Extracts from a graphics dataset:
-*-
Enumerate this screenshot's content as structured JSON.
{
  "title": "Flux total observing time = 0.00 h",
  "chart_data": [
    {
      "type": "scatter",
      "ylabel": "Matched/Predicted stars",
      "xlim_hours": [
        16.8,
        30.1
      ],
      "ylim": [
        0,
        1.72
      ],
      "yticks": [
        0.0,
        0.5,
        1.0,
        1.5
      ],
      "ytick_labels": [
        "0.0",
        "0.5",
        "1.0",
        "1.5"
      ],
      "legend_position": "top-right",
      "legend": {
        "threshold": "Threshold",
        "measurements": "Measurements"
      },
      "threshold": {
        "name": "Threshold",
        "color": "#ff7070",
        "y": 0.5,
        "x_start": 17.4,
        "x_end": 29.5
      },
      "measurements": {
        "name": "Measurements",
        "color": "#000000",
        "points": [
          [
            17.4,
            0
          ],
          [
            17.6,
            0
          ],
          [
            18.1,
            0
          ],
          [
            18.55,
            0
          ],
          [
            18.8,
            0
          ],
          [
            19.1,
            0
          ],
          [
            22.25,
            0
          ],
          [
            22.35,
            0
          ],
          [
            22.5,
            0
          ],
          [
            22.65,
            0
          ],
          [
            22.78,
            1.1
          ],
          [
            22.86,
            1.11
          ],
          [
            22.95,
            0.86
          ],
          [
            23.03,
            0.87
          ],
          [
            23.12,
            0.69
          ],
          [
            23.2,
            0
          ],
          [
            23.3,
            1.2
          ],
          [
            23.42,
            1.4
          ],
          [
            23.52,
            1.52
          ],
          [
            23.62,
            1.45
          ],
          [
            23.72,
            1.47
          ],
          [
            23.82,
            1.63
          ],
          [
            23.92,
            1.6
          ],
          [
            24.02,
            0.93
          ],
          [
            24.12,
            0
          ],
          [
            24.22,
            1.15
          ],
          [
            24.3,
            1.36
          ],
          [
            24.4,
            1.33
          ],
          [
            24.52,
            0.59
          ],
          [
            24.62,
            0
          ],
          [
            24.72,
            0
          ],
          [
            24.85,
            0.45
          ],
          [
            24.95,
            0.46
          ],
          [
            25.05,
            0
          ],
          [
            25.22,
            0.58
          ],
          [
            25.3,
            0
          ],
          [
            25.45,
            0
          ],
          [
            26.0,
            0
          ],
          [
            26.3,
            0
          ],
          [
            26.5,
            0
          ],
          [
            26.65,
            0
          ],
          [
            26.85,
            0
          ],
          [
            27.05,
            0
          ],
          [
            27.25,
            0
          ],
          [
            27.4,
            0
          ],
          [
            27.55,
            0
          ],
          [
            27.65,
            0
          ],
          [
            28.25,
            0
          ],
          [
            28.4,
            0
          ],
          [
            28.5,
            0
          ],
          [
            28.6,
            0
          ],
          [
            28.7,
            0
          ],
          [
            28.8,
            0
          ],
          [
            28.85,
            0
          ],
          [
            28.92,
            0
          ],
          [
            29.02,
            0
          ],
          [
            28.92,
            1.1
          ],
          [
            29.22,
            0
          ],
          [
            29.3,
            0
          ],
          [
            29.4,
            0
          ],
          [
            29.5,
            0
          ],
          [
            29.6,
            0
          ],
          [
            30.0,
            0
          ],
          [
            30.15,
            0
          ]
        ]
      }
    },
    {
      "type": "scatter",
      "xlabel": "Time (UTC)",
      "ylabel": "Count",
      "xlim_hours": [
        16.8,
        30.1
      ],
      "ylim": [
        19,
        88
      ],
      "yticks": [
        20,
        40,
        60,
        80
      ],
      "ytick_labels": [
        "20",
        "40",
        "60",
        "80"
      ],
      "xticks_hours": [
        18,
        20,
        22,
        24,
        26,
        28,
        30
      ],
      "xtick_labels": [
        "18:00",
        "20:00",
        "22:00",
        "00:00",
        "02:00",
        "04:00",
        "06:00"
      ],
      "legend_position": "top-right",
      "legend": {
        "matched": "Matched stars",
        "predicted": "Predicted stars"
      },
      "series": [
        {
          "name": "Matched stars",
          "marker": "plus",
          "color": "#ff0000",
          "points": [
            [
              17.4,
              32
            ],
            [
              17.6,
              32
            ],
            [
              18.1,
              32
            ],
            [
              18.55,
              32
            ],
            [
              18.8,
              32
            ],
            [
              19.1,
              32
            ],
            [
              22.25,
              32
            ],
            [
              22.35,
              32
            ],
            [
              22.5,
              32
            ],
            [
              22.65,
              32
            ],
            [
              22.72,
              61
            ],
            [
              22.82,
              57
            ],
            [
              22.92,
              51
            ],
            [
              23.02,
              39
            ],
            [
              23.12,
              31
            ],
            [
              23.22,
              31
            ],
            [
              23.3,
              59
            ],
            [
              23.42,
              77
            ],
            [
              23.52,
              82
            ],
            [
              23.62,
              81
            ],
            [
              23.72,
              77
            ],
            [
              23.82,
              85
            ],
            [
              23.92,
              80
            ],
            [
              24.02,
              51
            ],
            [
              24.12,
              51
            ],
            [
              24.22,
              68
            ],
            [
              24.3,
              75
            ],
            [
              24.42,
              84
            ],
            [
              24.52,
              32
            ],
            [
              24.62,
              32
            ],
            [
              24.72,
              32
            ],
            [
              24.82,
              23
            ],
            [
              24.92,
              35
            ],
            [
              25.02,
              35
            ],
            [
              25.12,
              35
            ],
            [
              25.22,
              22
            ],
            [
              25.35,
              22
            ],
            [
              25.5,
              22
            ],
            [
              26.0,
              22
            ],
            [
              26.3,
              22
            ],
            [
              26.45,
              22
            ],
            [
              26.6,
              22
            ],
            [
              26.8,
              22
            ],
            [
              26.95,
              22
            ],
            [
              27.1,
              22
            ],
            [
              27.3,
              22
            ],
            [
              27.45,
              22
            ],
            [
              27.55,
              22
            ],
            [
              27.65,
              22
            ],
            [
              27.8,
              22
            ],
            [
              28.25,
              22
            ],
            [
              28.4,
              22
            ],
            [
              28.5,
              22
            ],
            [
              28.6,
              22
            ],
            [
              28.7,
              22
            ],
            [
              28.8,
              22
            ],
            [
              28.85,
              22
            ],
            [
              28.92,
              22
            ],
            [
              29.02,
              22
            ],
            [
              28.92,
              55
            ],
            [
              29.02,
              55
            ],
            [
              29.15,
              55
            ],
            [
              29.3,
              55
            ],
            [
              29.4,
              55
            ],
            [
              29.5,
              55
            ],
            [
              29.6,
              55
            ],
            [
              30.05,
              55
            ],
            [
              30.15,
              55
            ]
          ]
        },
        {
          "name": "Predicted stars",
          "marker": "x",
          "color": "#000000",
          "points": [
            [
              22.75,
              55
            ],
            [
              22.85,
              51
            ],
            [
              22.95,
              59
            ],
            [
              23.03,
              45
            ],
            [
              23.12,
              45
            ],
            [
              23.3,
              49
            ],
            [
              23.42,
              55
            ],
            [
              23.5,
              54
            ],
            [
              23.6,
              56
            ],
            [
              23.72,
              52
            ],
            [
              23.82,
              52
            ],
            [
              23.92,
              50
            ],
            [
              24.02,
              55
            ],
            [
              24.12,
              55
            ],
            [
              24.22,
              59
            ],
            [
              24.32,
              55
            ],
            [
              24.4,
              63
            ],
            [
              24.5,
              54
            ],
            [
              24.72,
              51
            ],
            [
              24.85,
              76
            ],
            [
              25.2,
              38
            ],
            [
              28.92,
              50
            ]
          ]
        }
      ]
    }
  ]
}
-*-
TASK DETAILS: Wherever "Predicted" shows up in a line, copy that line.

CORRECT OUTPUT:
      "ylabel": "Matched/Predicted stars",
        "predicted": "Predicted stars"
          "name": "Predicted stars",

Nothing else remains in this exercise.